Leave out the pictures and repeat the rest of the material exactly.
* Start WORKING DATA *
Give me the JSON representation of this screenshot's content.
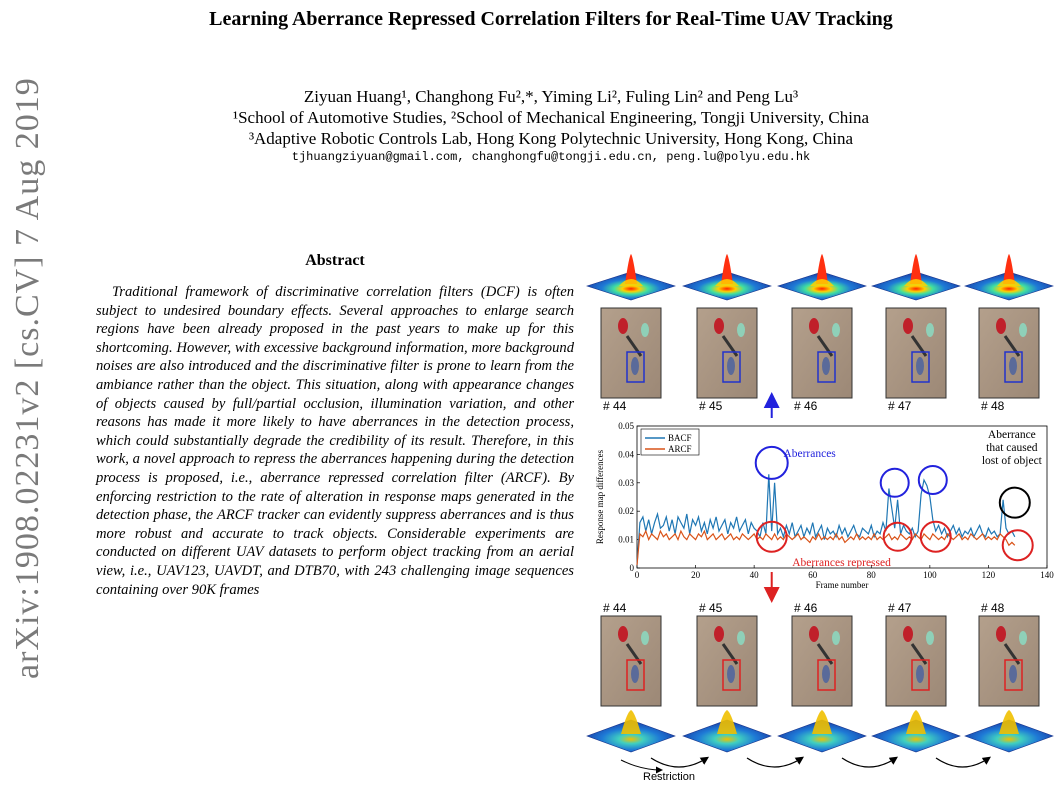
{
  "paper": {
    "title": "Learning Aberrance Repressed Correlation Filters for Real-Time UAV Tracking",
    "authors_line": "Ziyuan Huang¹, Changhong Fu²,*, Yiming Li², Fuling Lin² and Peng Lu³",
    "affil_line1": "¹School of Automotive Studies, ²School of Mechanical Engineering, Tongji University, China",
    "affil_line2": "³Adaptive Robotic Controls Lab, Hong Kong Polytechnic University, Hong Kong, China",
    "emails": "tjhuangziyuan@gmail.com, changhongfu@tongji.edu.cn, peng.lu@polyu.edu.hk",
    "arxiv_stamp": "arXiv:1908.02231v2  [cs.CV]  7 Aug 2019",
    "abstract_heading": "Abstract",
    "abstract_text": "Traditional framework of discriminative correlation filters (DCF) is often subject to undesired boundary effects. Several approaches to enlarge search regions have been already proposed in the past years to make up for this shortcoming. However, with excessive background information, more background noises are also introduced and the discriminative filter is prone to learn from the ambiance rather than the object. This situation, along with appearance changes of objects caused by full/partial occlusion, illumination variation, and other reasons has made it more likely to have aberrances in the detection process, which could substantially degrade the credibility of its result. Therefore, in this work, a novel approach to repress the aberrances happening during the detection process is proposed, i.e., aberrance repressed correlation filter (ARCF). By enforcing restriction to the rate of alteration in response maps generated in the detection phase, the ARCF tracker can evidently suppress aberrances and is thus more robust and accurate to track objects. Considerable experiments are conducted on different UAV datasets to perform object tracking from an aerial view, i.e., UAV123, UAVDT, and DTB70, with 243 challenging image sequences containing over 90K frames"
  },
  "figure": {
    "frame_labels": [
      "# 44",
      "# 45",
      "# 46",
      "# 47",
      "# 48"
    ],
    "annotations": {
      "aberrances": "Aberrances",
      "aberrances_repressed": "Aberrances repressed",
      "lost_line1": "Aberrance",
      "lost_line2": "that caused",
      "lost_line3": "lost of object",
      "restriction": "Restriction"
    },
    "colors": {
      "bacf": "#1f77b4",
      "arcf": "#d95319",
      "blue_circle": "#2222dd",
      "red_circle": "#dd2222",
      "black_circle": "#000000",
      "bbox_top": "#2233cc",
      "bbox_bottom": "#dd2222"
    }
  },
  "chart_data": {
    "type": "line",
    "xlabel": "Frame number",
    "ylabel": "Response map differences",
    "xlim": [
      0,
      140
    ],
    "ylim": [
      0,
      0.05
    ],
    "xticks": [
      0,
      20,
      40,
      60,
      80,
      100,
      120,
      140
    ],
    "yticks": [
      0,
      0.01,
      0.02,
      0.03,
      0.04,
      0.05
    ],
    "ytick_labels": [
      "0",
      "0.01",
      "0.02",
      "0.03",
      "0.04",
      "0.05"
    ],
    "legend_position": "top-left",
    "series": [
      {
        "name": "BACF",
        "values": [
          0.001,
          0.016,
          0.018,
          0.013,
          0.017,
          0.012,
          0.016,
          0.019,
          0.014,
          0.015,
          0.018,
          0.013,
          0.017,
          0.012,
          0.018,
          0.016,
          0.014,
          0.019,
          0.012,
          0.017,
          0.015,
          0.018,
          0.013,
          0.016,
          0.012,
          0.017,
          0.014,
          0.018,
          0.013,
          0.015,
          0.017,
          0.012,
          0.016,
          0.014,
          0.018,
          0.013,
          0.015,
          0.017,
          0.012,
          0.016,
          0.014,
          0.013,
          0.011,
          0.016,
          0.012,
          0.033,
          0.013,
          0.03,
          0.012,
          0.014,
          0.011,
          0.015,
          0.012,
          0.016,
          0.011,
          0.013,
          0.015,
          0.011,
          0.014,
          0.012,
          0.016,
          0.011,
          0.013,
          0.015,
          0.01,
          0.014,
          0.012,
          0.013,
          0.011,
          0.015,
          0.012,
          0.014,
          0.011,
          0.013,
          0.015,
          0.012,
          0.011,
          0.014,
          0.013,
          0.012,
          0.015,
          0.011,
          0.013,
          0.012,
          0.016,
          0.013,
          0.028,
          0.021,
          0.014,
          0.024,
          0.012,
          0.015,
          0.013,
          0.012,
          0.014,
          0.011,
          0.013,
          0.026,
          0.031,
          0.029,
          0.025,
          0.017,
          0.013,
          0.015,
          0.012,
          0.014,
          0.011,
          0.013,
          0.015,
          0.012,
          0.014,
          0.011,
          0.013,
          0.012,
          0.014,
          0.011,
          0.013,
          0.015,
          0.012,
          0.011,
          0.014,
          0.012,
          0.013,
          0.011,
          0.012,
          0.024,
          0.014,
          0.012,
          0.013,
          0.011
        ]
      },
      {
        "name": "ARCF",
        "values": [
          0.001,
          0.012,
          0.011,
          0.013,
          0.01,
          0.012,
          0.011,
          0.01,
          0.013,
          0.011,
          0.012,
          0.01,
          0.011,
          0.012,
          0.01,
          0.013,
          0.011,
          0.01,
          0.012,
          0.011,
          0.01,
          0.012,
          0.011,
          0.013,
          0.01,
          0.011,
          0.012,
          0.01,
          0.011,
          0.012,
          0.01,
          0.011,
          0.012,
          0.01,
          0.011,
          0.01,
          0.012,
          0.011,
          0.01,
          0.011,
          0.012,
          0.01,
          0.011,
          0.01,
          0.012,
          0.011,
          0.01,
          0.012,
          0.01,
          0.011,
          0.01,
          0.012,
          0.011,
          0.01,
          0.011,
          0.012,
          0.01,
          0.011,
          0.01,
          0.009,
          0.011,
          0.01,
          0.012,
          0.01,
          0.011,
          0.01,
          0.011,
          0.01,
          0.012,
          0.01,
          0.011,
          0.009,
          0.01,
          0.011,
          0.01,
          0.012,
          0.01,
          0.011,
          0.01,
          0.011,
          0.01,
          0.012,
          0.01,
          0.011,
          0.01,
          0.011,
          0.012,
          0.01,
          0.011,
          0.01,
          0.012,
          0.011,
          0.01,
          0.011,
          0.01,
          0.012,
          0.011,
          0.01,
          0.012,
          0.011,
          0.01,
          0.012,
          0.011,
          0.01,
          0.011,
          0.01,
          0.012,
          0.011,
          0.01,
          0.011,
          0.012,
          0.01,
          0.011,
          0.01,
          0.012,
          0.011,
          0.01,
          0.011,
          0.012,
          0.01,
          0.011,
          0.01,
          0.011,
          0.01,
          0.012,
          0.011,
          0.01,
          0.008,
          0.009,
          0.008
        ]
      }
    ]
  }
}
* End WORKING DATA *
> _COMPLETED TASK_
Give me the JSON representation of this screenshot's content.
{
  "paper": {
    "title": "Learning Aberrance Repressed Correlation Filters for Real-Time UAV Tracking",
    "authors_line": "Ziyuan Huang¹, Changhong Fu²,*, Yiming Li², Fuling Lin² and Peng Lu³",
    "affil_line1": "¹School of Automotive Studies, ²School of Mechanical Engineering, Tongji University, China",
    "affil_line2": "³Adaptive Robotic Controls Lab, Hong Kong Polytechnic University, Hong Kong, China",
    "emails": "tjhuangziyuan@gmail.com, changhongfu@tongji.edu.cn, peng.lu@polyu.edu.hk",
    "arxiv_stamp": "arXiv:1908.02231v2  [cs.CV]  7 Aug 2019",
    "abstract_heading": "Abstract",
    "abstract_text": "Traditional framework of discriminative correlation filters (DCF) is often subject to undesired boundary effects. Several approaches to enlarge search regions have been already proposed in the past years to make up for this shortcoming. However, with excessive background information, more background noises are also introduced and the discriminative filter is prone to learn from the ambiance rather than the object. This situation, along with appearance changes of objects caused by full/partial occlusion, illumination variation, and other reasons has made it more likely to have aberrances in the detection process, which could substantially degrade the credibility of its result. Therefore, in this work, a novel approach to repress the aberrances happening during the detection process is proposed, i.e., aberrance repressed correlation filter (ARCF). By enforcing restriction to the rate of alteration in response maps generated in the detection phase, the ARCF tracker can evidently suppress aberrances and is thus more robust and accurate to track objects. Considerable experiments are conducted on different UAV datasets to perform object tracking from an aerial view, i.e., UAV123, UAVDT, and DTB70, with 243 challenging image sequences containing over 90K frames"
  },
  "figure": {
    "frame_labels": [
      "# 44",
      "# 45",
      "# 46",
      "# 47",
      "# 48"
    ],
    "annotations": {
      "aberrances": "Aberrances",
      "aberrances_repressed": "Aberrances repressed",
      "lost_line1": "Aberrance",
      "lost_line2": "that caused",
      "lost_line3": "lost of object",
      "restriction": "Restriction"
    },
    "colors": {
      "bacf": "#1f77b4",
      "arcf": "#d95319",
      "blue_circle": "#2222dd",
      "red_circle": "#dd2222",
      "black_circle": "#000000",
      "bbox_top": "#2233cc",
      "bbox_bottom": "#dd2222"
    }
  },
  "chart_data": {
    "type": "line",
    "xlabel": "Frame number",
    "ylabel": "Response map differences",
    "xlim": [
      0,
      140
    ],
    "ylim": [
      0,
      0.05
    ],
    "xticks": [
      0,
      20,
      40,
      60,
      80,
      100,
      120,
      140
    ],
    "yticks": [
      0,
      0.01,
      0.02,
      0.03,
      0.04,
      0.05
    ],
    "ytick_labels": [
      "0",
      "0.01",
      "0.02",
      "0.03",
      "0.04",
      "0.05"
    ],
    "legend_position": "top-left",
    "series": [
      {
        "name": "BACF",
        "values": [
          0.001,
          0.016,
          0.018,
          0.013,
          0.017,
          0.012,
          0.016,
          0.019,
          0.014,
          0.015,
          0.018,
          0.013,
          0.017,
          0.012,
          0.018,
          0.016,
          0.014,
          0.019,
          0.012,
          0.017,
          0.015,
          0.018,
          0.013,
          0.016,
          0.012,
          0.017,
          0.014,
          0.018,
          0.013,
          0.015,
          0.017,
          0.012,
          0.016,
          0.014,
          0.018,
          0.013,
          0.015,
          0.017,
          0.012,
          0.016,
          0.014,
          0.013,
          0.011,
          0.016,
          0.012,
          0.033,
          0.013,
          0.03,
          0.012,
          0.014,
          0.011,
          0.015,
          0.012,
          0.016,
          0.011,
          0.013,
          0.015,
          0.011,
          0.014,
          0.012,
          0.016,
          0.011,
          0.013,
          0.015,
          0.01,
          0.014,
          0.012,
          0.013,
          0.011,
          0.015,
          0.012,
          0.014,
          0.011,
          0.013,
          0.015,
          0.012,
          0.011,
          0.014,
          0.013,
          0.012,
          0.015,
          0.011,
          0.013,
          0.012,
          0.016,
          0.013,
          0.028,
          0.021,
          0.014,
          0.024,
          0.012,
          0.015,
          0.013,
          0.012,
          0.014,
          0.011,
          0.013,
          0.026,
          0.031,
          0.029,
          0.025,
          0.017,
          0.013,
          0.015,
          0.012,
          0.014,
          0.011,
          0.013,
          0.015,
          0.012,
          0.014,
          0.011,
          0.013,
          0.012,
          0.014,
          0.011,
          0.013,
          0.015,
          0.012,
          0.011,
          0.014,
          0.012,
          0.013,
          0.011,
          0.012,
          0.024,
          0.014,
          0.012,
          0.013,
          0.011
        ]
      },
      {
        "name": "ARCF",
        "values": [
          0.001,
          0.012,
          0.011,
          0.013,
          0.01,
          0.012,
          0.011,
          0.01,
          0.013,
          0.011,
          0.012,
          0.01,
          0.011,
          0.012,
          0.01,
          0.013,
          0.011,
          0.01,
          0.012,
          0.011,
          0.01,
          0.012,
          0.011,
          0.013,
          0.01,
          0.011,
          0.012,
          0.01,
          0.011,
          0.012,
          0.01,
          0.011,
          0.012,
          0.01,
          0.011,
          0.01,
          0.012,
          0.011,
          0.01,
          0.011,
          0.012,
          0.01,
          0.011,
          0.01,
          0.012,
          0.011,
          0.01,
          0.012,
          0.01,
          0.011,
          0.01,
          0.012,
          0.011,
          0.01,
          0.011,
          0.012,
          0.01,
          0.011,
          0.01,
          0.009,
          0.011,
          0.01,
          0.012,
          0.01,
          0.011,
          0.01,
          0.011,
          0.01,
          0.012,
          0.01,
          0.011,
          0.009,
          0.01,
          0.011,
          0.01,
          0.012,
          0.01,
          0.011,
          0.01,
          0.011,
          0.01,
          0.012,
          0.01,
          0.011,
          0.01,
          0.011,
          0.012,
          0.01,
          0.011,
          0.01,
          0.012,
          0.011,
          0.01,
          0.011,
          0.01,
          0.012,
          0.011,
          0.01,
          0.012,
          0.011,
          0.01,
          0.012,
          0.011,
          0.01,
          0.011,
          0.01,
          0.012,
          0.011,
          0.01,
          0.011,
          0.012,
          0.01,
          0.011,
          0.01,
          0.012,
          0.011,
          0.01,
          0.011,
          0.012,
          0.01,
          0.011,
          0.01,
          0.011,
          0.01,
          0.012,
          0.011,
          0.01,
          0.008,
          0.009,
          0.008
        ]
      }
    ]
  }
}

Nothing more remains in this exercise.